■ Data supplied

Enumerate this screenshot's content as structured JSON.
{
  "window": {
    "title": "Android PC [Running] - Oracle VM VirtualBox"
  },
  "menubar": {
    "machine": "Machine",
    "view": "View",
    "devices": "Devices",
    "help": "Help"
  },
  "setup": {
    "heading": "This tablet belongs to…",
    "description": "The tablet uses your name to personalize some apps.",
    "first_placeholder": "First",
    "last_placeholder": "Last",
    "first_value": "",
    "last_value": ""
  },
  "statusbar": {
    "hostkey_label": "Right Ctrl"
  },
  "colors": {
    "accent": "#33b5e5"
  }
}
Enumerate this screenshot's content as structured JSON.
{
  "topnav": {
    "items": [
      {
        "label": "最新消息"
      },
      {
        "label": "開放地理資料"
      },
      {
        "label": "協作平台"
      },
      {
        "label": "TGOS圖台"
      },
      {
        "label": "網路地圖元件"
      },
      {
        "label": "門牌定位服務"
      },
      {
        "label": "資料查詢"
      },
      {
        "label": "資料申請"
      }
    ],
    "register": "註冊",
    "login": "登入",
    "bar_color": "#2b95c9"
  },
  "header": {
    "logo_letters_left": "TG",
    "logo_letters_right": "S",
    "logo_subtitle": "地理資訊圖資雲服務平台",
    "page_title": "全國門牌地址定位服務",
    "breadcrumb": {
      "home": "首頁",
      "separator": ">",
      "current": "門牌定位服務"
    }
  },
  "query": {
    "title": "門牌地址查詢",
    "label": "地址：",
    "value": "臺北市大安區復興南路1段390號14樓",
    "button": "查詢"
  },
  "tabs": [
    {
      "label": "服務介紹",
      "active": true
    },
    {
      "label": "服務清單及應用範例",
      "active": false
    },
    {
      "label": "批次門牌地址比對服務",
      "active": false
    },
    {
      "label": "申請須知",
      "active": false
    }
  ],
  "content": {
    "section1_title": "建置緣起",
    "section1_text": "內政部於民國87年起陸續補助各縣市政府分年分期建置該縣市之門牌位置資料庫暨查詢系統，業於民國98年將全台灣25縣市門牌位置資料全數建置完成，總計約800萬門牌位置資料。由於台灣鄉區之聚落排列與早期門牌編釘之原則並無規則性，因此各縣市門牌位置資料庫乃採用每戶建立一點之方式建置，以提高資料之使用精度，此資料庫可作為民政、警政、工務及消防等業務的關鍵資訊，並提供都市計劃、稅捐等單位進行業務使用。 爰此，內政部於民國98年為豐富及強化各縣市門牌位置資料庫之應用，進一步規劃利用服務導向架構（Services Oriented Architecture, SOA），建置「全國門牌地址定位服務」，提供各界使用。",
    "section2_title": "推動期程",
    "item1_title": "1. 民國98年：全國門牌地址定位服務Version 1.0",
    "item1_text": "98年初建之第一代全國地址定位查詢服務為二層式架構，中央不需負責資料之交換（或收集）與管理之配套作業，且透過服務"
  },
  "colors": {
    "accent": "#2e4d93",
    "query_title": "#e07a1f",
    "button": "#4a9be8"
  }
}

---

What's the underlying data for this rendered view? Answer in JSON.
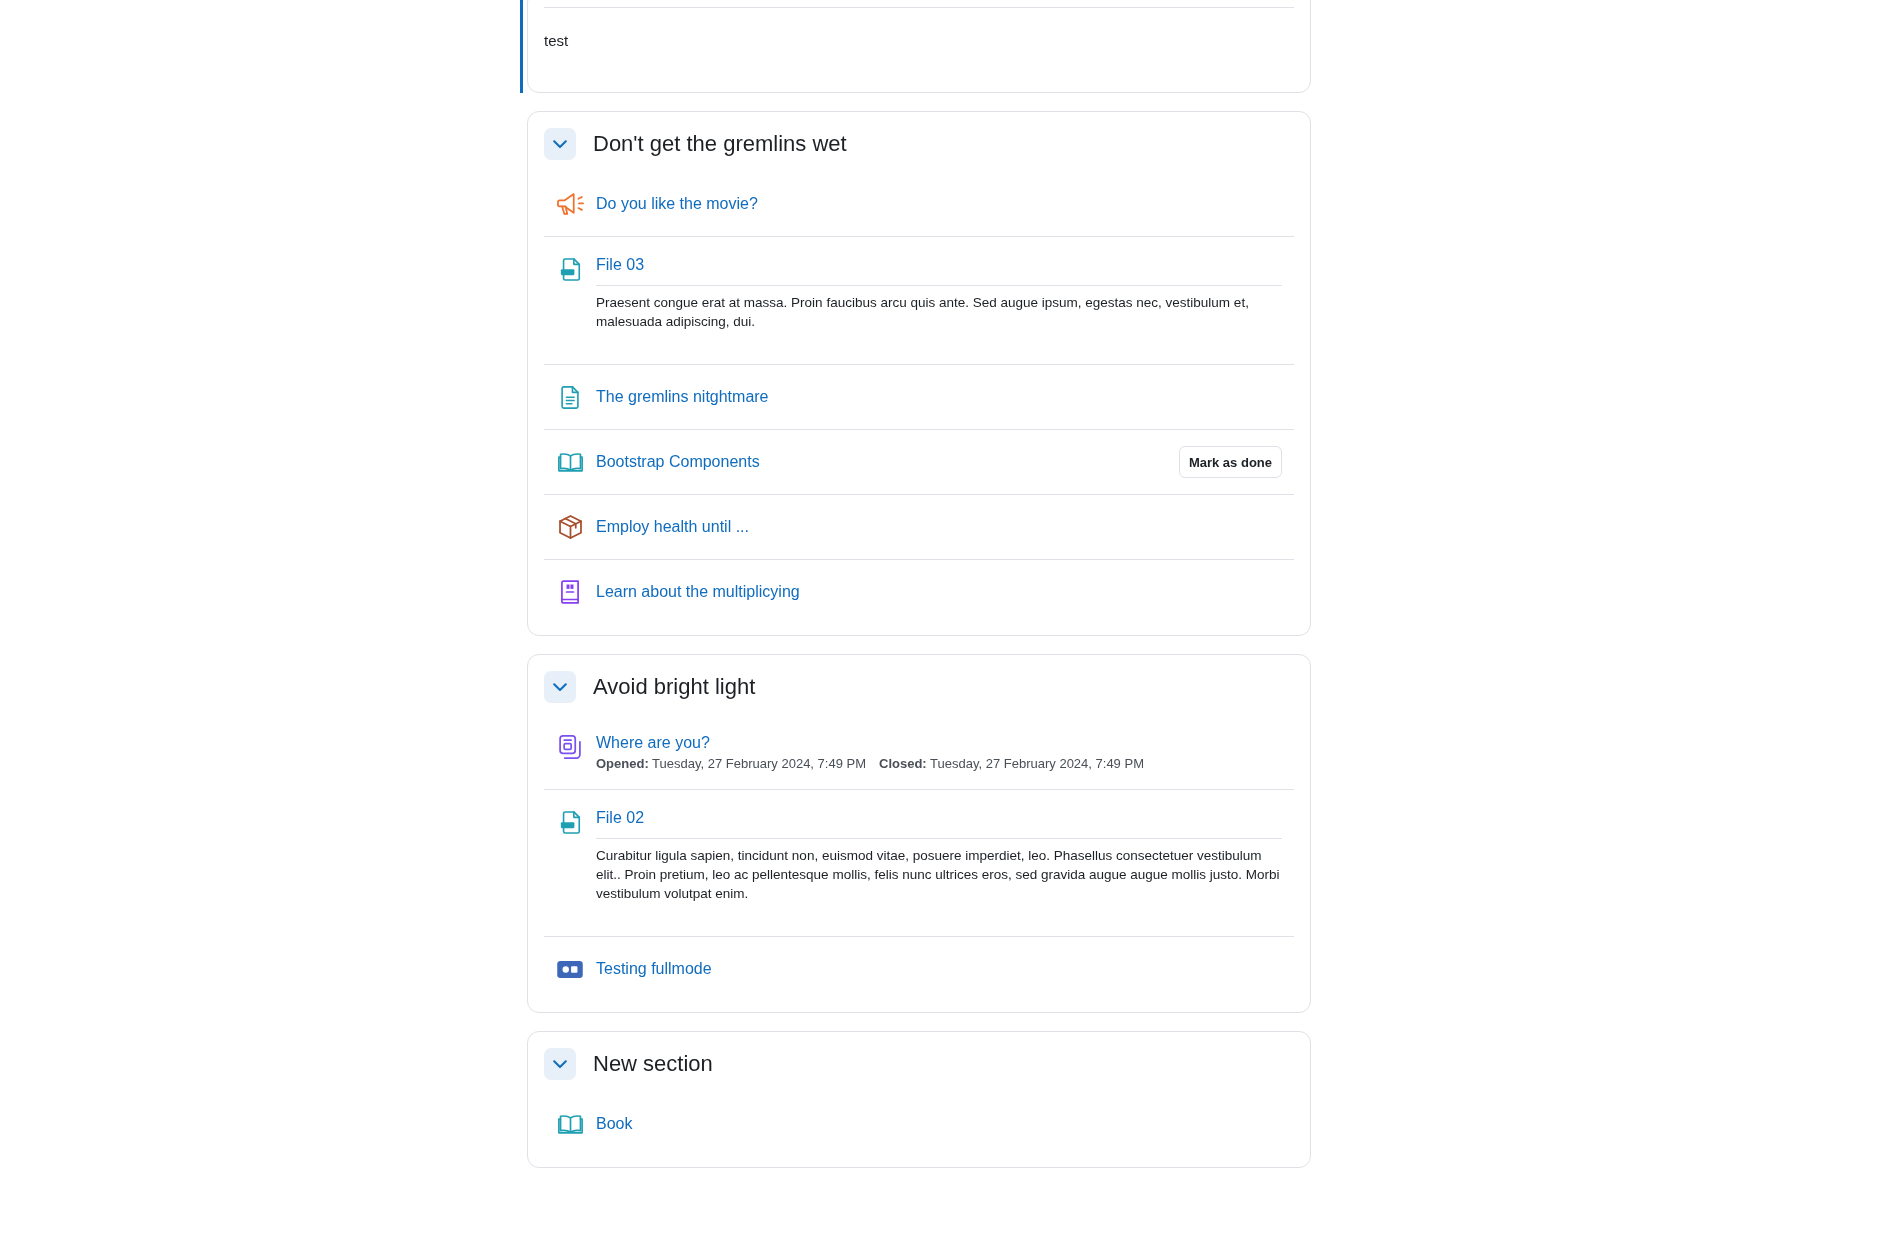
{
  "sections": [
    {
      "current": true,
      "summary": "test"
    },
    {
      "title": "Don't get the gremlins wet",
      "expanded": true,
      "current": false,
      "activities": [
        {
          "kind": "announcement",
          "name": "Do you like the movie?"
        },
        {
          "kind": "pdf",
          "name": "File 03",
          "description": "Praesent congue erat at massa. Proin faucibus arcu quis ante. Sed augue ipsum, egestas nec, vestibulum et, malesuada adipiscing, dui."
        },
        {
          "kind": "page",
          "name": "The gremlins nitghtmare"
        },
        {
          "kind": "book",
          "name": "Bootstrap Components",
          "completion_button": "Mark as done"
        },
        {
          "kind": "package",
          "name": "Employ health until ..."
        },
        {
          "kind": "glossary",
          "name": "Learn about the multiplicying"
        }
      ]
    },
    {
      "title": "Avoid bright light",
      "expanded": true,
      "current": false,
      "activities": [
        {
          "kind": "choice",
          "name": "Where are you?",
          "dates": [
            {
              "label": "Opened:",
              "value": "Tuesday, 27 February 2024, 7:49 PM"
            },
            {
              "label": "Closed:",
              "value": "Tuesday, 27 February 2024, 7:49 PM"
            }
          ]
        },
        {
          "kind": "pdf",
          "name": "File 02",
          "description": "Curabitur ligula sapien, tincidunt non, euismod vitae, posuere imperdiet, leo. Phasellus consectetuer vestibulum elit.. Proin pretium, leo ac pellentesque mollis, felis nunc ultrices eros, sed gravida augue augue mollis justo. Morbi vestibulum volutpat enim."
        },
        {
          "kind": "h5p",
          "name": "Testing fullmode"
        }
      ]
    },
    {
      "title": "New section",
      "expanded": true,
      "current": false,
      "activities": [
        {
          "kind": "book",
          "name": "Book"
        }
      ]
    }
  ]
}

■ Challenge
Identify each line containing the string "tablet" and copy it out.

■ Solution below
    "heading": "This tablet belongs to…",
    "description": "The tablet uses your name to personalize some apps.",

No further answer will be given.